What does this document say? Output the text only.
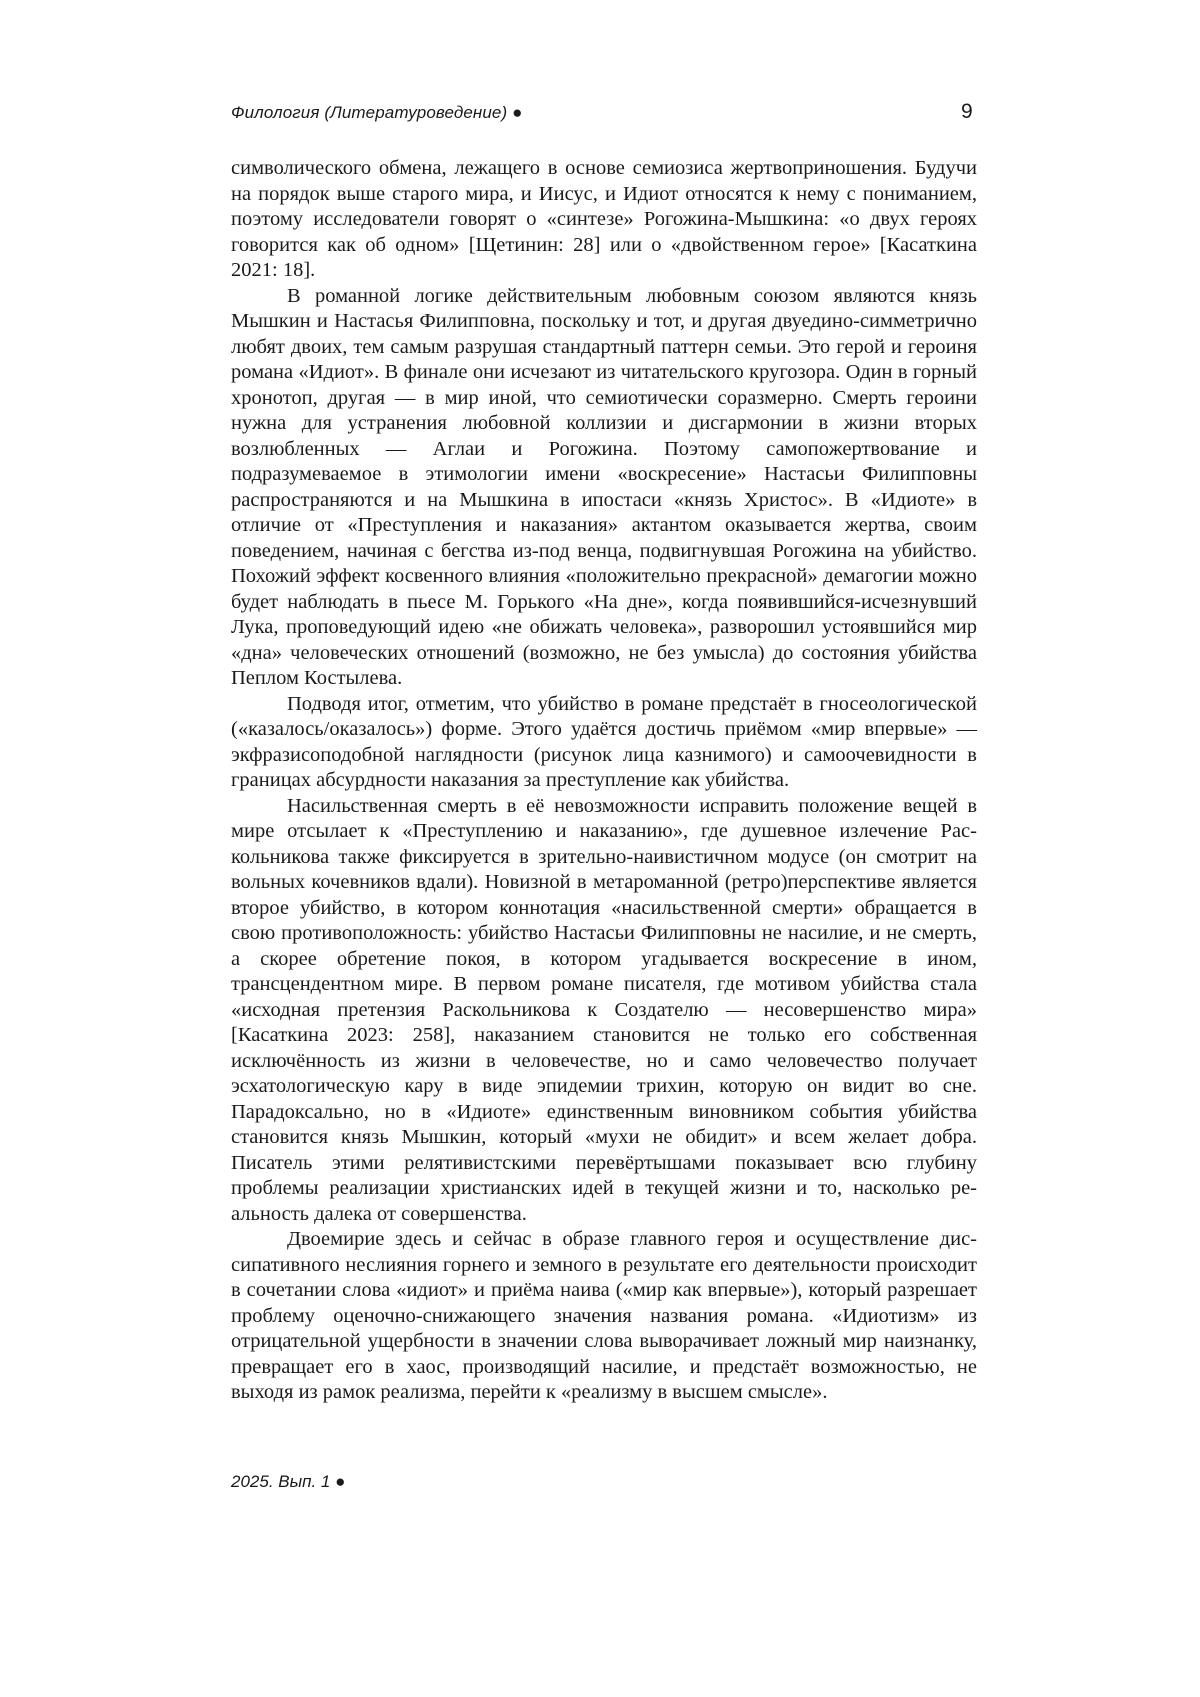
Филология (Литературоведение) ●	9

символического обмена, лежащего в основе семиозиса жертвоприношения. Будучи на порядок выше старого мира, и Иисус, и Идиот относятся к нему с пониманием, поэтому исследователи говорят о «синтезе» Рогожина-Мышкина: «о двух героях говорится как об одном» [Щетинин: 28] или о «двойственном герое» [Касаткина 2021: 18].

В романной логике действительным любовным союзом являются князь Мышкин и Настасья Филипповна, поскольку и тот, и другая двуедино-симметрично любят двоих, тем самым разрушая стандартный паттерн семьи. Это герой и героиня романа «Идиот». В финале они исчезают из читательского кругозора. Один в горный хронотоп, другая — в мир иной, что семиотически соразмерно. Смерть героини нужна для устранения любовной коллизии и дисгармонии в жизни вторых возлюбленных — Аглаи и Рогожина. Поэтому самопожертвование и подразумеваемое в этимологии имени «воскресение» Настасьи Филипповны распространяются и на Мышкина в ипостаси «князь Христос». В «Идиоте» в отличие от «Преступления и наказания» актантом оказывается жертва, своим поведением, начиная с бегства из-под венца, подвигнувшая Рогожина на убийство. Похожий эффект косвенного влияния «положительно прекрасной» демагогии можно будет наблюдать в пьесе М. Горького «На дне», когда появившийся-исчезнувший Лука, проповедующий идею «не обижать человека», разворошил устоявшийся мир «дна» человеческих отношений (возможно, не без умысла) до состояния убийства Пеплом Костылева.

Подводя итог, отметим, что убийство в романе предстаёт в гносеологической («казалось/оказалось») форме. Этого удаётся достичь приёмом «мир впервые» — экфразисоподобной наглядности (рисунок лица казнимого) и самоочевидности в границах абсурдности наказания за преступление как убийства.

Насильственная смерть в её невозможности исправить положение вещей в мире отсылает к «Преступлению и наказанию», где душевное излечение Раскольникова также фиксируется в зрительно-наивистичном модусе (он смотрит на вольных кочевников вдали). Новизной в метароманной (ретро)перспективе является второе убийство, в котором коннотация «насильственной смерти» обращается в свою противоположность: убийство Настасьи Филипповны не насилие, и не смерть, а скорее обретение покоя, в котором угадывается воскресение в ином, трансцендентном мире. В первом романе писателя, где мотивом убийства стала «исходная претензия Раскольникова к Создателю — несовершенство мира» [Касаткина 2023: 258], наказанием становится не только его собственная исключённость из жизни в человечестве, но и само человечество получает эсхатологическую кару в виде эпидемии трихин, которую он видит во сне. Парадоксально, но в «Идиоте» единственным виновником события убийства становится князь Мышкин, который «мухи не обидит» и всем желает добра. Писатель этими релятивистскими перевёртышами показывает всю глубину проблемы реализации христианских идей в текущей жизни и то, насколько реальность далека от совершенства.

Двоемирие здесь и сейчас в образе главного героя и осуществление диссипативного неслияния горнего и земного в результате его деятельности происходит в сочетании слова «идиот» и приёма наива («мир как впервые»), который разрешает проблему оценочно-снижающего значения названия романа. «Идиотизм» из отрицательной ущербности в значении слова выворачивает ложный мир наизнанку, превращает его в хаос, производящий насилие, и предстаёт возможностью, не выходя из рамок реализма, перейти к «реализму в высшем смысле».

2025. Вып. 1 ●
◇ ◇ ◇
● **REQUIRED WORK**: In your copy, repeat each record exactly and include no pictures.

● **SOLUTION**:
What does this document say? Output the text only.
Филология (Литературоведение) ●	9

символического обмена, лежащего в основе семиозиса жертвоприношения. Будучи на порядок выше старого мира, и Иисус, и Идиот относятся к нему с пониманием, поэтому исследователи говорят о «синтезе» Рогожина-Мышкина: «о двух героях говорится как об одном» [Щетинин: 28] или о «двойственном герое» [Касаткина 2021: 18].

В романной логике действительным любовным союзом являются князь Мышкин и Настасья Филипповна, поскольку и тот, и другая двуедино-симметрично любят двоих, тем самым разрушая стандартный паттерн семьи. Это герой и героиня романа «Идиот». В финале они исчезают из читательского кругозора. Один в горный хронотоп, другая — в мир иной, что семиотически соразмерно. Смерть героини нужна для устранения любовной коллизии и дисгармонии в жизни вторых возлюбленных — Аглаи и Рогожина. Поэтому самопожертвование и подразумеваемое в этимологии имени «воскресение» Настасьи Филипповны распространяются и на Мышкина в ипостаси «князь Христос». В «Идиоте» в отличие от «Преступления и наказания» актантом оказывается жертва, своим поведением, начиная с бегства из-под венца, подвигнувшая Рогожина на убийство. Похожий эффект косвенного влияния «положительно прекрасной» демагогии можно будет наблюдать в пьесе М. Горького «На дне», когда появившийся-исчезнувший Лука, проповедующий идею «не обижать человека», разворошил устоявшийся мир «дна» человеческих отношений (возможно, не без умысла) до состояния убийства Пеплом Костылева.

Подводя итог, отметим, что убийство в романе предстаёт в гносеологической («казалось/оказалось») форме. Этого удаётся достичь приёмом «мир впервые» — экфразисоподобной наглядности (рисунок лица казнимого) и самоочевидности в границах абсурдности наказания за преступление как убийства.

Насильственная смерть в её невозможности исправить положение вещей в мире отсылает к «Преступлению и наказанию», где душевное излечение Раскольникова также фиксируется в зрительно-наивистичном модусе (он смотрит на вольных кочевников вдали). Новизной в метароманной (ретро)перспективе является второе убийство, в котором коннотация «насильственной смерти» обращается в свою противоположность: убийство Настасьи Филипповны не насилие, и не смерть, а скорее обретение покоя, в котором угадывается воскресение в ином, трансцендентном мире. В первом романе писателя, где мотивом убийства стала «исходная претензия Раскольникова к Создателю — несовершенство мира» [Касаткина 2023: 258], наказанием становится не только его собственная исключённость из жизни в человечестве, но и само человечество получает эсхатологическую кару в виде эпидемии трихин, которую он видит во сне. Парадоксально, но в «Идиоте» единственным виновником события убийства становится князь Мышкин, который «мухи не обидит» и всем желает добра. Писатель этими релятивистскими перевёртышами показывает всю глубину проблемы реализации христианских идей в текущей жизни и то, насколько реальность далека от совершенства.

Двоемирие здесь и сейчас в образе главного героя и осуществление диссипативного неслияния горнего и земного в результате его деятельности происходит в сочетании слова «идиот» и приёма наива («мир как впервые»), который разрешает проблему оценочно-снижающего значения названия романа. «Идиотизм» из отрицательной ущербности в значении слова выворачивает ложный мир наизнанку, превращает его в хаос, производящий насилие, и предстаёт возможностью, не выходя из рамок реализма, перейти к «реализму в высшем смысле».

2025. Вып. 1 ●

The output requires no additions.